Make an exact copy of all the entries, with the pictures left out.

═══ Data provided ═══

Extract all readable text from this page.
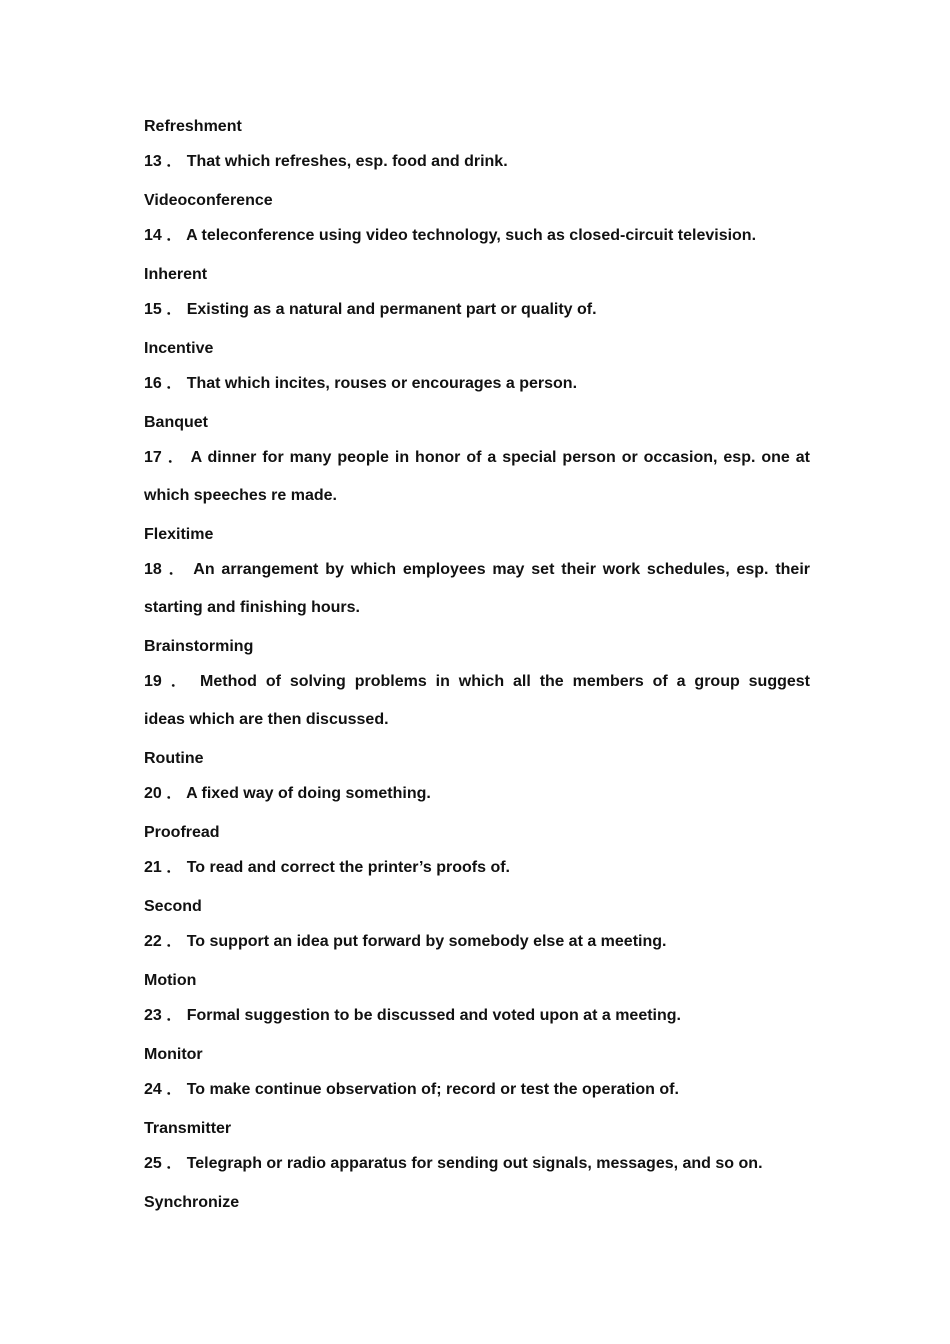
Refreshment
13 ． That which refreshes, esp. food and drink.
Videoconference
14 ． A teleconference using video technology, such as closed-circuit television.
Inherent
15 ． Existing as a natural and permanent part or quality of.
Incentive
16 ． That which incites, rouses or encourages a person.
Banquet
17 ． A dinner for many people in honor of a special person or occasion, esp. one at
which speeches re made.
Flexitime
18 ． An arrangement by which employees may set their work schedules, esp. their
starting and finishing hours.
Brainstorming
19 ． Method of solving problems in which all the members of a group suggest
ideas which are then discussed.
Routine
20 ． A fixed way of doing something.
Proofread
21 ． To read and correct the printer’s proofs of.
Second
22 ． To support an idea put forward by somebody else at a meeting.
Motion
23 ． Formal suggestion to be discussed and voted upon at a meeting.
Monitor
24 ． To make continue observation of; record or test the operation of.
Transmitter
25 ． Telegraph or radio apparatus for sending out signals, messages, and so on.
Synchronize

═══

Full response:
Extract all readable text from this page.
Refreshment
13 ． That which refreshes, esp. food and drink.
Videoconference
14 ． A teleconference using video technology, such as closed-circuit television.
Inherent
15 ． Existing as a natural and permanent part or quality of.
Incentive
16 ． That which incites, rouses or encourages a person.
Banquet
17 ． A dinner for many people in honor of a special person or occasion, esp. one at
which speeches re made.
Flexitime
18 ． An arrangement by which employees may set their work schedules, esp. their
starting and finishing hours.
Brainstorming
19 ． Method of solving problems in which all the members of a group suggest
ideas which are then discussed.
Routine
20 ． A fixed way of doing something.
Proofread
21 ． To read and correct the printer’s proofs of.
Second
22 ． To support an idea put forward by somebody else at a meeting.
Motion
23 ． Formal suggestion to be discussed and voted upon at a meeting.
Monitor
24 ． To make continue observation of; record or test the operation of.
Transmitter
25 ． Telegraph or radio apparatus for sending out signals, messages, and so on.
Synchronize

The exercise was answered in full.